- _Task instructions_:
Copy each line exactly.

Excerpts from a figure dataset
/---

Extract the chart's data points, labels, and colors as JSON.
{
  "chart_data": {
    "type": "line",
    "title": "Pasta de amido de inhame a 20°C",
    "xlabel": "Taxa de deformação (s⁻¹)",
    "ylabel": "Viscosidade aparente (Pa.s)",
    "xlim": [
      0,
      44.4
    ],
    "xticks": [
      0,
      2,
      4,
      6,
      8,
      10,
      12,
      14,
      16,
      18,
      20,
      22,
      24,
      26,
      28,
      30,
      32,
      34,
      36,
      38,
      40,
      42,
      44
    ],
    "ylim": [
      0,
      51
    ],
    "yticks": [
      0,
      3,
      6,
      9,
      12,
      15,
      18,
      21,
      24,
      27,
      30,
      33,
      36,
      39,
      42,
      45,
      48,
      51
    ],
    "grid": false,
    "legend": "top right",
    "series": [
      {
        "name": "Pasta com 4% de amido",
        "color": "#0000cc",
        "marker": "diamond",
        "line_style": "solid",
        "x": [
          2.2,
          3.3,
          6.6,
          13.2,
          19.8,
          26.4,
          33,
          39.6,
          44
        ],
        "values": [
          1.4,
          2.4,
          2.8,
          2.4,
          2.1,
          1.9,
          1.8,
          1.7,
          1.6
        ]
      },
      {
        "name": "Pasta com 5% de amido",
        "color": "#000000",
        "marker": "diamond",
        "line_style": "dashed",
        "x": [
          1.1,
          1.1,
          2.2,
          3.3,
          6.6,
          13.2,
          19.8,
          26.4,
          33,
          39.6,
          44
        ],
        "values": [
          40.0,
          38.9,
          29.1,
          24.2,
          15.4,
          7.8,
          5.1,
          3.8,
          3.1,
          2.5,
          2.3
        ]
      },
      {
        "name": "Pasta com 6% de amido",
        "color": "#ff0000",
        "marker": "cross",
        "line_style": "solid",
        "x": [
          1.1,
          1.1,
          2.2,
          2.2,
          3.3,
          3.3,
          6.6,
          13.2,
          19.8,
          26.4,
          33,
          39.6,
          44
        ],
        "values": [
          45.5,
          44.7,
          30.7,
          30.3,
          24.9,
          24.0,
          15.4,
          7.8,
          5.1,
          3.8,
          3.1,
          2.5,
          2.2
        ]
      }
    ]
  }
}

\---

- _Correct answer_:
Extract the chart's data points, labels, and colors as JSON.
{
  "chart_data": {
    "type": "line",
    "title": "Pasta de amido de inhame a 20°C",
    "xlabel": "Taxa de deformação (s⁻¹)",
    "ylabel": "Viscosidade aparente (Pa.s)",
    "xlim": [
      0,
      44.4
    ],
    "xticks": [
      0,
      2,
      4,
      6,
      8,
      10,
      12,
      14,
      16,
      18,
      20,
      22,
      24,
      26,
      28,
      30,
      32,
      34,
      36,
      38,
      40,
      42,
      44
    ],
    "ylim": [
      0,
      51
    ],
    "yticks": [
      0,
      3,
      6,
      9,
      12,
      15,
      18,
      21,
      24,
      27,
      30,
      33,
      36,
      39,
      42,
      45,
      48,
      51
    ],
    "grid": false,
    "legend": "top right",
    "series": [
      {
        "name": "Pasta com 4% de amido",
        "color": "#0000cc",
        "marker": "diamond",
        "line_style": "solid",
        "x": [
          2.2,
          3.3,
          6.6,
          13.2,
          19.8,
          26.4,
          33,
          39.6,
          44
        ],
        "values": [
          1.4,
          2.4,
          2.8,
          2.4,
          2.1,
          1.9,
          1.8,
          1.7,
          1.6
        ]
      },
      {
        "name": "Pasta com 5% de amido",
        "color": "#000000",
        "marker": "diamond",
        "line_style": "dashed",
        "x": [
          1.1,
          1.1,
          2.2,
          3.3,
          6.6,
          13.2,
          19.8,
          26.4,
          33,
          39.6,
          44
        ],
        "values": [
          40.0,
          38.9,
          29.1,
          24.2,
          15.4,
          7.8,
          5.1,
          3.8,
          3.1,
          2.5,
          2.3
        ]
      },
      {
        "name": "Pasta com 6% de amido",
        "color": "#ff0000",
        "marker": "cross",
        "line_style": "solid",
        "x": [
          1.1,
          1.1,
          2.2,
          2.2,
          3.3,
          3.3,
          6.6,
          13.2,
          19.8,
          26.4,
          33,
          39.6,
          44
        ],
        "values": [
          45.5,
          44.7,
          30.7,
          30.3,
          24.9,
          24.0,
          15.4,
          7.8,
          5.1,
          3.8,
          3.1,
          2.5,
          2.2
        ]
      }
    ]
  }
}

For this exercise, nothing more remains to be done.